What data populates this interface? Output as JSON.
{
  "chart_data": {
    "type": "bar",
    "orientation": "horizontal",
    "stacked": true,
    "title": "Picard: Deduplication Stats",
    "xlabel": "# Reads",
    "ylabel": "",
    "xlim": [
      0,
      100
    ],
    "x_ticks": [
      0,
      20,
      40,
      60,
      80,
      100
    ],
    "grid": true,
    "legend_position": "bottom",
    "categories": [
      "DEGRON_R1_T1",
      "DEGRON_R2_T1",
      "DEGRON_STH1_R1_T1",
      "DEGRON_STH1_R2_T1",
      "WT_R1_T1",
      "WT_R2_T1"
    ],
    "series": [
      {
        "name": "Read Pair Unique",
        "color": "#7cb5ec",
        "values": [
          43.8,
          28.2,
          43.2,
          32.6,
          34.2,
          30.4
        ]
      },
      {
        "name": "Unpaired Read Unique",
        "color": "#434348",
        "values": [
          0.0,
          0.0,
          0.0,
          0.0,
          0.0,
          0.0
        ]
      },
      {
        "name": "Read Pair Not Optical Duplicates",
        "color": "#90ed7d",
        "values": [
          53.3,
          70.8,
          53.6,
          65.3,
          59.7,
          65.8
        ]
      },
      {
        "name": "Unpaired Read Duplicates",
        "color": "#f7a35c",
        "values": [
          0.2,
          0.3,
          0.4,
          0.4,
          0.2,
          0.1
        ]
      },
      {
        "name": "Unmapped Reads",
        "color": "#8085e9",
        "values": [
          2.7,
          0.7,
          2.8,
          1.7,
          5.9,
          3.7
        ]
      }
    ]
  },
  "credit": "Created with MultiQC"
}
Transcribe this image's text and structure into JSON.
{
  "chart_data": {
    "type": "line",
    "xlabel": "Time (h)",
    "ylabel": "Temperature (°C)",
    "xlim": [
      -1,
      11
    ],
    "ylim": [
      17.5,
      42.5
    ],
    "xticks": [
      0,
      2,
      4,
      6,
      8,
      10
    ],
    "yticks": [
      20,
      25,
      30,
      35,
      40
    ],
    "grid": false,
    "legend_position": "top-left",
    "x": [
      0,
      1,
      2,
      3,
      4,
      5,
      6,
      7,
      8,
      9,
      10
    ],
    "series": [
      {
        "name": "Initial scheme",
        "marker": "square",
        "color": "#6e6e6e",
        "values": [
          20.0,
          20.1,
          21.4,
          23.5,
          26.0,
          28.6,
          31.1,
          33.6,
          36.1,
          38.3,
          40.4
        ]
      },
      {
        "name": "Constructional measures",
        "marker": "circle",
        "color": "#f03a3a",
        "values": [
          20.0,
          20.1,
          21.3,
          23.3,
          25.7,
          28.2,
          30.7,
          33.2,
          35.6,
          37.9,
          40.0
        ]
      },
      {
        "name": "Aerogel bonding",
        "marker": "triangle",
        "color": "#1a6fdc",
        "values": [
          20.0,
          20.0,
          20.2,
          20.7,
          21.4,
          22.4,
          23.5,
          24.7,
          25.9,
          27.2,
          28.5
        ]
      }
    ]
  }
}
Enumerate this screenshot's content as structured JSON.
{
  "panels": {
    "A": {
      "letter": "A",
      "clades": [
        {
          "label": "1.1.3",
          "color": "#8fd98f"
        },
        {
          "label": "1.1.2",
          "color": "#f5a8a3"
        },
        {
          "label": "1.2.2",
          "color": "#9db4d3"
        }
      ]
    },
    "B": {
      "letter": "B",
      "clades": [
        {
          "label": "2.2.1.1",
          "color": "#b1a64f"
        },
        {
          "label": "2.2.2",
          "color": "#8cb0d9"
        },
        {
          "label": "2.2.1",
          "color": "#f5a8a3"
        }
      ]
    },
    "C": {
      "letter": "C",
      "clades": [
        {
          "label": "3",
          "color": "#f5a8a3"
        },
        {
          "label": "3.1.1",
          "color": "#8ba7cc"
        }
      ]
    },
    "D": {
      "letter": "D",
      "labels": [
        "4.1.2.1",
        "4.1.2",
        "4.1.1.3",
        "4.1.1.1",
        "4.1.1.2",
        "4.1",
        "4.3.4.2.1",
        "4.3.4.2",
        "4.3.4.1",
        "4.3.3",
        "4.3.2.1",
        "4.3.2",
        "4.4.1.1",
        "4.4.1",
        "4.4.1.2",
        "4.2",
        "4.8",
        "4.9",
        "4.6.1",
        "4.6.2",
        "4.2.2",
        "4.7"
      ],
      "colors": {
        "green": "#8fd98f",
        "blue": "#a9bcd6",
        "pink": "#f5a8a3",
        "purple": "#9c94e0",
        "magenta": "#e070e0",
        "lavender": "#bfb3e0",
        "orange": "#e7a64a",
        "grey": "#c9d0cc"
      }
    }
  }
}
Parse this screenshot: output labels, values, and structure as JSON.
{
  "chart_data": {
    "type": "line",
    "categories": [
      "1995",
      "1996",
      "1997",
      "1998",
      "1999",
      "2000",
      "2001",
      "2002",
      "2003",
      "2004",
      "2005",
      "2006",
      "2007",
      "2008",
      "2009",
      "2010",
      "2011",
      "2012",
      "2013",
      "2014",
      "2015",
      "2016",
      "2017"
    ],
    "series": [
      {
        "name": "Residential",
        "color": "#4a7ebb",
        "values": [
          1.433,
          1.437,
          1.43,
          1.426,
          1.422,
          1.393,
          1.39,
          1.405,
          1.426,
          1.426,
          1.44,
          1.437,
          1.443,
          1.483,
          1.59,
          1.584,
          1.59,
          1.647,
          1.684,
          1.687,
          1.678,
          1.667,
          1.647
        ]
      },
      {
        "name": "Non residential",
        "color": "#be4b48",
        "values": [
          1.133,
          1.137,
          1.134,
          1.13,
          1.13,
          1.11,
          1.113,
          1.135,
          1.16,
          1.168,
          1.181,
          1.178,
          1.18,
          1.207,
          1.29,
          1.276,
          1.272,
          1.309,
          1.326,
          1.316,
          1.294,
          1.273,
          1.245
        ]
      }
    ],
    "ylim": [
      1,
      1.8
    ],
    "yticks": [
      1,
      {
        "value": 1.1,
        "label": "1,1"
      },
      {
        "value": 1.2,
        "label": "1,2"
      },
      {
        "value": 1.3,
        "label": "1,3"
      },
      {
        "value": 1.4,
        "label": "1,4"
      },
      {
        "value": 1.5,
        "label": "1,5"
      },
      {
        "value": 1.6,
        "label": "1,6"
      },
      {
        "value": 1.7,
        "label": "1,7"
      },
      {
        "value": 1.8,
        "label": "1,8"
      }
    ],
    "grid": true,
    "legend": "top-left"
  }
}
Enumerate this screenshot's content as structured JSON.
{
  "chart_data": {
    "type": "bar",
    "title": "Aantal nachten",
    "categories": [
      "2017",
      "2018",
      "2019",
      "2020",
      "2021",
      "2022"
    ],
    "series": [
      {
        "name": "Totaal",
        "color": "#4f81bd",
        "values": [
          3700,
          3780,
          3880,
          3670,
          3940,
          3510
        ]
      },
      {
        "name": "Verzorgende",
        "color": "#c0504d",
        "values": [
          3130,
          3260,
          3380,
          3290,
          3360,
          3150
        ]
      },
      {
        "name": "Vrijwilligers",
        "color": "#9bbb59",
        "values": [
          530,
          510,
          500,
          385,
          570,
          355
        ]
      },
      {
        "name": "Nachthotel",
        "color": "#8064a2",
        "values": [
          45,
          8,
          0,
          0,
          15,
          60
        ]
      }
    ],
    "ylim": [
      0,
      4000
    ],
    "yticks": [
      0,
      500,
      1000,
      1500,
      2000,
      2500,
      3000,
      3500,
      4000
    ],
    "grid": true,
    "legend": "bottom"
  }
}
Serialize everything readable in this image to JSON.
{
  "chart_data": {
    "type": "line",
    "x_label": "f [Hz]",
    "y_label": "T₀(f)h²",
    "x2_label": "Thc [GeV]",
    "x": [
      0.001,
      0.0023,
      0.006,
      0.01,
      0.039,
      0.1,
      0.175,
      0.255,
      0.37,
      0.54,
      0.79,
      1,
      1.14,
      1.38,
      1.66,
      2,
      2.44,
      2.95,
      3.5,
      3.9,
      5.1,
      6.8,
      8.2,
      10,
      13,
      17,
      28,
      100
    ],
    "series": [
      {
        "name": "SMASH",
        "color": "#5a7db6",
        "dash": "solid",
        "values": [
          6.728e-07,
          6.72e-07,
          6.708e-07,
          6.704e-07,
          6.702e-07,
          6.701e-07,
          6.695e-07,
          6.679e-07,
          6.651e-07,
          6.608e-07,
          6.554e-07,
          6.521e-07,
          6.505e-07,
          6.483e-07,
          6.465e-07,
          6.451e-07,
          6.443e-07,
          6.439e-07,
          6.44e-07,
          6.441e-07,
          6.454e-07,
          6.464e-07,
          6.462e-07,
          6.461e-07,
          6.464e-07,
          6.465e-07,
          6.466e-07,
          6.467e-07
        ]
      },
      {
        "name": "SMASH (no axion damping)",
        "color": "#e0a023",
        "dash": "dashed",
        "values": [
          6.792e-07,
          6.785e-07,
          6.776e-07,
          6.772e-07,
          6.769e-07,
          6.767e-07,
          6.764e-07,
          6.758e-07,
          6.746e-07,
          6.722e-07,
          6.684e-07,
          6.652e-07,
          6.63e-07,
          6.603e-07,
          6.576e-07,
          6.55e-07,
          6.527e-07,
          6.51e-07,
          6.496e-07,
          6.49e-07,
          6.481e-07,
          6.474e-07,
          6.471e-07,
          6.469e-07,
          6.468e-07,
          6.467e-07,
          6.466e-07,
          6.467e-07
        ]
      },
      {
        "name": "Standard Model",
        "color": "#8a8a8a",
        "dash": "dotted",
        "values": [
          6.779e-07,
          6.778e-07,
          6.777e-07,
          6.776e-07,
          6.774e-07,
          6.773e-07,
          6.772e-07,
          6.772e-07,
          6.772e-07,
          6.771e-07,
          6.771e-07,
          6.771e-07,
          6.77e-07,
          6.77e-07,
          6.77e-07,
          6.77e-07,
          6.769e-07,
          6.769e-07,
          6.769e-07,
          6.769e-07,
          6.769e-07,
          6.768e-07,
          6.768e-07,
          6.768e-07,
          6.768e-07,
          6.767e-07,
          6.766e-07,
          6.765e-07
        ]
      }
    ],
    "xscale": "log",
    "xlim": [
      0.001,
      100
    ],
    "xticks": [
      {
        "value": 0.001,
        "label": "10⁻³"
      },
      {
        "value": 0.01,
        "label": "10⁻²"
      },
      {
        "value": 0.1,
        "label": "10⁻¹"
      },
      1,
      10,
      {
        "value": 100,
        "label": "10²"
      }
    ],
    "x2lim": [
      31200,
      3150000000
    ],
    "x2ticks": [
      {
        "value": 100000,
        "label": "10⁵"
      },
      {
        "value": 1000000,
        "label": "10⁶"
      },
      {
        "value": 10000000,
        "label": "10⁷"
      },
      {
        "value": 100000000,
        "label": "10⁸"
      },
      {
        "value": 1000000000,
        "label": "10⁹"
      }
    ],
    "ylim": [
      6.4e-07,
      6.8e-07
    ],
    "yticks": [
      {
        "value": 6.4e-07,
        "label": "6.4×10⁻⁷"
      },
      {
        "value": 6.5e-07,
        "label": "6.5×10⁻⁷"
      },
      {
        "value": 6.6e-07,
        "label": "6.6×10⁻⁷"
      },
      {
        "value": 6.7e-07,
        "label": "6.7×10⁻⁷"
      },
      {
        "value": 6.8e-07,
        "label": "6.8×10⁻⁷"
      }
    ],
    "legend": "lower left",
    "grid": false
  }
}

——————————

GOAL OF THE EXERCISE: Note how many lines in the listing above hold the string "title", then give only that figure.

TASK SOLUTION: 2